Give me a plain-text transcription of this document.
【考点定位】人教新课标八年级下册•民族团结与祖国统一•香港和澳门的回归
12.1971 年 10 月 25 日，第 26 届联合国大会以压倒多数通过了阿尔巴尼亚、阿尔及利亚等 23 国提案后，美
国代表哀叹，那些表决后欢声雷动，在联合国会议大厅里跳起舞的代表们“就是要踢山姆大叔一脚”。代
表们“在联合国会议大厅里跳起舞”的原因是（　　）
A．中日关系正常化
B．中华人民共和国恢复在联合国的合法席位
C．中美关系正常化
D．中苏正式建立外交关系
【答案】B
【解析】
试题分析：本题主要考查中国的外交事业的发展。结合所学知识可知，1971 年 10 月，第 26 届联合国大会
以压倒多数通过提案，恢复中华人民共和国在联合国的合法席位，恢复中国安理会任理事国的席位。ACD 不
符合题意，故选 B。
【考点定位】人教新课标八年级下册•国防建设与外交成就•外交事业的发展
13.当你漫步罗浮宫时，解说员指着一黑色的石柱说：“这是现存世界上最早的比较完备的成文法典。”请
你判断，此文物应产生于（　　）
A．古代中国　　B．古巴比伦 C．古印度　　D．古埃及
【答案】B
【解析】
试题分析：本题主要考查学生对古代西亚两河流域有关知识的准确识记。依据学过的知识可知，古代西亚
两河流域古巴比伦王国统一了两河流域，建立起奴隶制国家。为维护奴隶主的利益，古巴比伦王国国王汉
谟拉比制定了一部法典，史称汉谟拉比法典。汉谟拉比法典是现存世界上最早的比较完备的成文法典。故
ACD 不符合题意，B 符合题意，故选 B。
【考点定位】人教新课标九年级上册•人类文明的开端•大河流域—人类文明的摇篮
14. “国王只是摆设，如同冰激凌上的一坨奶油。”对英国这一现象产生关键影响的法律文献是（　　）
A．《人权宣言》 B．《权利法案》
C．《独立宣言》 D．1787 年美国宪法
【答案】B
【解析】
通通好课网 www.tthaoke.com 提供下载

# # # # #

▸ Work to complete
Give the data again, exactly as it stands.

▸ Output for this exercise
Give me a plain-text transcription of this document.
【考点定位】人教新课标八年级下册•民族团结与祖国统一•香港和澳门的回归
12.1971 年 10 月 25 日，第 26 届联合国大会以压倒多数通过了阿尔巴尼亚、阿尔及利亚等 23 国提案后，美
国代表哀叹，那些表决后欢声雷动，在联合国会议大厅里跳起舞的代表们“就是要踢山姆大叔一脚”。代
表们“在联合国会议大厅里跳起舞”的原因是（　　）
A．中日关系正常化
B．中华人民共和国恢复在联合国的合法席位
C．中美关系正常化
D．中苏正式建立外交关系
【答案】B
【解析】
试题分析：本题主要考查中国的外交事业的发展。结合所学知识可知，1971 年 10 月，第 26 届联合国大会
以压倒多数通过提案，恢复中华人民共和国在联合国的合法席位，恢复中国安理会任理事国的席位。ACD 不
符合题意，故选 B。
【考点定位】人教新课标八年级下册•国防建设与外交成就•外交事业的发展
13.当你漫步罗浮宫时，解说员指着一黑色的石柱说：“这是现存世界上最早的比较完备的成文法典。”请
你判断，此文物应产生于（　　）
A．古代中国　　B．古巴比伦 C．古印度　　D．古埃及
【答案】B
【解析】
试题分析：本题主要考查学生对古代西亚两河流域有关知识的准确识记。依据学过的知识可知，古代西亚
两河流域古巴比伦王国统一了两河流域，建立起奴隶制国家。为维护奴隶主的利益，古巴比伦王国国王汉
谟拉比制定了一部法典，史称汉谟拉比法典。汉谟拉比法典是现存世界上最早的比较完备的成文法典。故
ACD 不符合题意，B 符合题意，故选 B。
【考点定位】人教新课标九年级上册•人类文明的开端•大河流域—人类文明的摇篮
14. “国王只是摆设，如同冰激凌上的一坨奶油。”对英国这一现象产生关键影响的法律文献是（　　）
A．《人权宣言》 B．《权利法案》
C．《独立宣言》 D．1787 年美国宪法
【答案】B
【解析】
通通好课网 www.tthaoke.com 提供下载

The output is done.